● YOUR GOAL
Search the material for the string "ylabel", then return every line where it is found.

--- SUPPLIED RECORDS ---

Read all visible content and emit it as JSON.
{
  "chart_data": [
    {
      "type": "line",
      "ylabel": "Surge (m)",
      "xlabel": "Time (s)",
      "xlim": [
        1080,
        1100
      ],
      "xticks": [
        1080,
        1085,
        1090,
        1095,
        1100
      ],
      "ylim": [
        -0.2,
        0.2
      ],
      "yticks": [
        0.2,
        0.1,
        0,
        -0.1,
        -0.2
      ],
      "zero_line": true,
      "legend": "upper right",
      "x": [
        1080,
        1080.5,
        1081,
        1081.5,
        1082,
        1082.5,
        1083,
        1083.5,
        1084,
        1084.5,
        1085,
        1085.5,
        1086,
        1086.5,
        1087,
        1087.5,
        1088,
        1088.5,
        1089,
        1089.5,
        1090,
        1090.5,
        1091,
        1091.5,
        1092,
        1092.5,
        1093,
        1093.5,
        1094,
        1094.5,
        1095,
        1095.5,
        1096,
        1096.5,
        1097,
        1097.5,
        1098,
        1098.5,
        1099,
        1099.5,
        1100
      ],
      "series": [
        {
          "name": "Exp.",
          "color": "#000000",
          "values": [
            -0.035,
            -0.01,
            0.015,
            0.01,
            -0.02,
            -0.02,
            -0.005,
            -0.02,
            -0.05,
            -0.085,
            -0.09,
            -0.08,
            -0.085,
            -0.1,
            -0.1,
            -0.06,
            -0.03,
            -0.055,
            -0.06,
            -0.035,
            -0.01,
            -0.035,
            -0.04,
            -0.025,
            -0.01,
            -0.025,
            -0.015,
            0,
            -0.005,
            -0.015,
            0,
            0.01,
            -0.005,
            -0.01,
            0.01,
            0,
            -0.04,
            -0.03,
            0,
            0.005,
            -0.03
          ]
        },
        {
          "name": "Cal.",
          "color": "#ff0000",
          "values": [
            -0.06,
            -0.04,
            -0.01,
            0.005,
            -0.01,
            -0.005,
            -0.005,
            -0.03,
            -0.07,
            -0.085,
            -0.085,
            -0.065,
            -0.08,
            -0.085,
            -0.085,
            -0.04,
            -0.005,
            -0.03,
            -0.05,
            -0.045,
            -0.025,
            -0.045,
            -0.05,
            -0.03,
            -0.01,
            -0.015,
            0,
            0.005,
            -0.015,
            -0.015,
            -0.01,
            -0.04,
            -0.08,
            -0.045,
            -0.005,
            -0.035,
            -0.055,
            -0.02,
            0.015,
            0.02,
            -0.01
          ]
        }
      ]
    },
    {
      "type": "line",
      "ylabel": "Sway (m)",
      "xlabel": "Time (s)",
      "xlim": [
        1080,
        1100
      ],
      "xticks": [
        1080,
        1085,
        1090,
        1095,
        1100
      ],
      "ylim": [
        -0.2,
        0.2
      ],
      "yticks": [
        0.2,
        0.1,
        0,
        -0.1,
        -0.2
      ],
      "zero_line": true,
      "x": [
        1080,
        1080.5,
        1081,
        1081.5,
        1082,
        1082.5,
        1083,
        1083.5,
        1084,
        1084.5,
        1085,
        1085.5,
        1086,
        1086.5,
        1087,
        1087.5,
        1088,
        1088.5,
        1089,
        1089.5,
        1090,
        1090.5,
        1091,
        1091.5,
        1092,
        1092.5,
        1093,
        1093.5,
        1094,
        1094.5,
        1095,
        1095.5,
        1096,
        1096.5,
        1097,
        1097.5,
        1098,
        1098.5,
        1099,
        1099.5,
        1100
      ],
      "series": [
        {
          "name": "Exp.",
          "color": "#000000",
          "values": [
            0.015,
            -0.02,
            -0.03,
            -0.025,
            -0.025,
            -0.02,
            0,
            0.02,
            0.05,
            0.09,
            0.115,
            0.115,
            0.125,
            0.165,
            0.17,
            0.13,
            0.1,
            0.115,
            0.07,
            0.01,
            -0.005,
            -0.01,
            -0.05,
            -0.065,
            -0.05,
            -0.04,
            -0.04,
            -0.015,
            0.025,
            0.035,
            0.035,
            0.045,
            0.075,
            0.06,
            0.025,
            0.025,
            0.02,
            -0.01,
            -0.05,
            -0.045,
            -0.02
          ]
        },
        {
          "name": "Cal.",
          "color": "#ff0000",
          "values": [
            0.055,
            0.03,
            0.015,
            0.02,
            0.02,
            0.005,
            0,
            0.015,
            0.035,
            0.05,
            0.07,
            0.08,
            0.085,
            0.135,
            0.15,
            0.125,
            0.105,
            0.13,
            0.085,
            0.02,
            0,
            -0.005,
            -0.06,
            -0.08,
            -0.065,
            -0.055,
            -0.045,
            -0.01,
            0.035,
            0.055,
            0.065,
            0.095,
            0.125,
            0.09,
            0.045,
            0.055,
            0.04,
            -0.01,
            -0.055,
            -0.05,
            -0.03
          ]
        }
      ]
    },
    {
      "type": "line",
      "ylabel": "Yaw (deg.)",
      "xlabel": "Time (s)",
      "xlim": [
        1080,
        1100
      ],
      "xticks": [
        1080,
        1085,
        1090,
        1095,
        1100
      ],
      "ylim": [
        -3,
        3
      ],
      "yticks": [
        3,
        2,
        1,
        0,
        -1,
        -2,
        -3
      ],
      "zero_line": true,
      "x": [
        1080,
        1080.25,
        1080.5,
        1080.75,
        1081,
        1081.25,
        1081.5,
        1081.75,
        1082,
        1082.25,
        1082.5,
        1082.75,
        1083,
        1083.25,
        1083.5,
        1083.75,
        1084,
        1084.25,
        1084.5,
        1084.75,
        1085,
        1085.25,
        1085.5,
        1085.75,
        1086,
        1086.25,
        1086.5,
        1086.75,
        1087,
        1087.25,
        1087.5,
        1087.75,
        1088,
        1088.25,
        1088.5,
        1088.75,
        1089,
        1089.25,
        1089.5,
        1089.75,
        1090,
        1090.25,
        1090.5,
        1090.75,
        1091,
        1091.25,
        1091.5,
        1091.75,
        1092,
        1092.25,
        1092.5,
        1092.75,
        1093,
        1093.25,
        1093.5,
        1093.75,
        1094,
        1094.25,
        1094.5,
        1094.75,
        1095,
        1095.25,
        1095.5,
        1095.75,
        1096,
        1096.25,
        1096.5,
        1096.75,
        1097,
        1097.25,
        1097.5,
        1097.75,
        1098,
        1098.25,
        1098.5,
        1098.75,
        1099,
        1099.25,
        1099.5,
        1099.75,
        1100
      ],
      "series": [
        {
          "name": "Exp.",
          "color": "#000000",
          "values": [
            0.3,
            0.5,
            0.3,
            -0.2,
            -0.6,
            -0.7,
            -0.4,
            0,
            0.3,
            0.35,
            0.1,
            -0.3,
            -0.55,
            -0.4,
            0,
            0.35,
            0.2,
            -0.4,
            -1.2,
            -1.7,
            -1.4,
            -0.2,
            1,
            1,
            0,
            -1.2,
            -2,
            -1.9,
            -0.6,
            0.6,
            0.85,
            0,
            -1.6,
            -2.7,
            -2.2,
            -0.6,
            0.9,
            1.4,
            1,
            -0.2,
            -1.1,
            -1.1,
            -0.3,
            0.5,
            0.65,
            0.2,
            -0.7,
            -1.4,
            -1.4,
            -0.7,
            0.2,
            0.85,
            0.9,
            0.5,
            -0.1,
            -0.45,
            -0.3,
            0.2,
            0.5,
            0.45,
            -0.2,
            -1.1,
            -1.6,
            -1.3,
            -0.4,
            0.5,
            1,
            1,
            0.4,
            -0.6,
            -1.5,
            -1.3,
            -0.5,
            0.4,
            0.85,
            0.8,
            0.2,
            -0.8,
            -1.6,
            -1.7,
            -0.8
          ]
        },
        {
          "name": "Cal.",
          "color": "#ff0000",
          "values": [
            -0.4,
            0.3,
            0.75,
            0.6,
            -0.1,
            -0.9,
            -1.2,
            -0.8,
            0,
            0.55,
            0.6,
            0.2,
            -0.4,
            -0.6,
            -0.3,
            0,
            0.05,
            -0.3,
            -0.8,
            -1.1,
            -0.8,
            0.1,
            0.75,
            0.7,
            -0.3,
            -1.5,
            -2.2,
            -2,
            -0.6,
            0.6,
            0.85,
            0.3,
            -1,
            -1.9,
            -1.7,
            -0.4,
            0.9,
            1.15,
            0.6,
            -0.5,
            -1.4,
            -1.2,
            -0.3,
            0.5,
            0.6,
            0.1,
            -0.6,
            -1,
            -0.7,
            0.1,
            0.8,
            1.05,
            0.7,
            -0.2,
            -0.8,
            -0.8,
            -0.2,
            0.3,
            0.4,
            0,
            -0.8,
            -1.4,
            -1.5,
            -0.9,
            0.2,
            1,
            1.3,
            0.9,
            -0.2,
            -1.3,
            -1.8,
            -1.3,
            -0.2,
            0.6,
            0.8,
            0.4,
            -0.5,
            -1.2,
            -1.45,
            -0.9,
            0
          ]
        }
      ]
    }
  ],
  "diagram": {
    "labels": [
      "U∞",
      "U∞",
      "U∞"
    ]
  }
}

---

● WRITTEN REPLY
      "ylabel": "Surge (m)",
      "ylabel": "Sway (m)",
      "ylabel": "Yaw (deg.)",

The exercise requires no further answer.